STATED TASK: Check each line below for the word "value" and give the number of lines that have it, nothing more.

PROVIDED RECORDS:
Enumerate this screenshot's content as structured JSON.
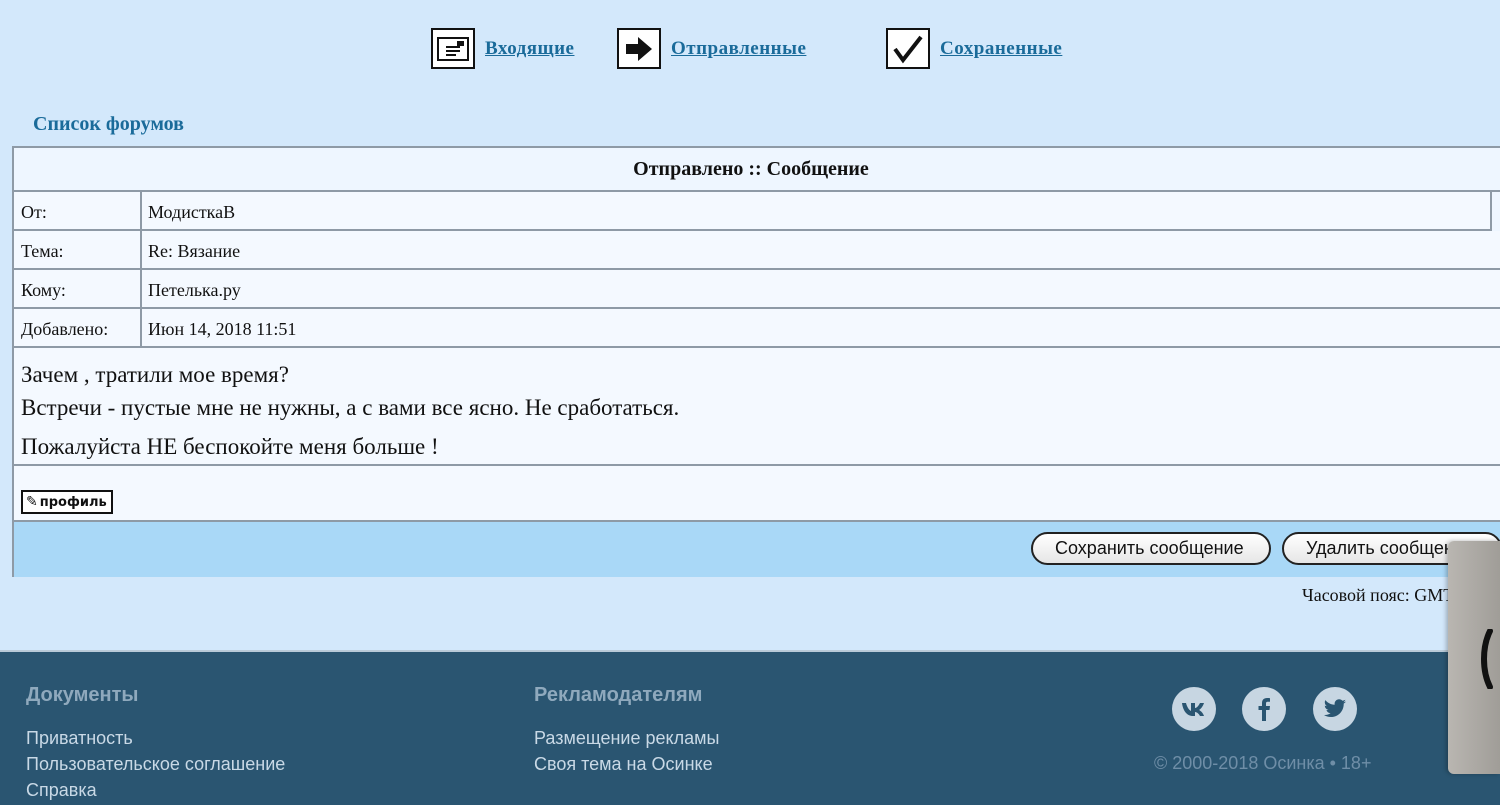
{
  "nav": {
    "inbox_label": "Входящие",
    "sent_label": "Отправленные",
    "saved_label": "Сохраненные"
  },
  "forum_list_link": "Список форумов",
  "message": {
    "header": "Отправлено :: Сообщение",
    "fields": [
      {
        "label": "От:",
        "value": "МодисткаВ"
      },
      {
        "label": "Тема:",
        "value": "Re: Вязание"
      },
      {
        "label": "Кому:",
        "value": "Петелька.ру"
      },
      {
        "label": "Добавлено:",
        "value": "Июн 14, 2018 11:51"
      }
    ],
    "body_lines": [
      "Зачем , тратили мое время?",
      "Встречи - пустые мне не нужны, а с вами все ясно. Не сработаться.",
      "Пожалуйста НЕ беспокойте меня больше !"
    ],
    "profile_button": "профиль",
    "save_button": "Сохранить сообщение",
    "delete_button": "Удалить сообщение"
  },
  "timezone_text": "Часовой пояс: GMT",
  "footer": {
    "documents": {
      "heading": "Документы",
      "links": [
        "Приватность",
        "Пользовательское соглашение",
        "Справка"
      ]
    },
    "advertisers": {
      "heading": "Рекламодателям",
      "links": [
        "Размещение рекламы",
        "Своя тема на Осинке"
      ]
    },
    "social": [
      {
        "icon": "vk-icon",
        "glyph": "vk"
      },
      {
        "icon": "facebook-icon",
        "glyph": "f"
      },
      {
        "icon": "twitter-icon",
        "glyph": "t"
      }
    ],
    "copyright": "© 2000-2018 Осинка • 18+"
  },
  "colors": {
    "page_bg": "#d3e8fb",
    "link": "#1a6b9a",
    "action_bar": "#a9d8f7",
    "footer_bg": "#2a5571"
  }
}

TASK SOLUTION: 4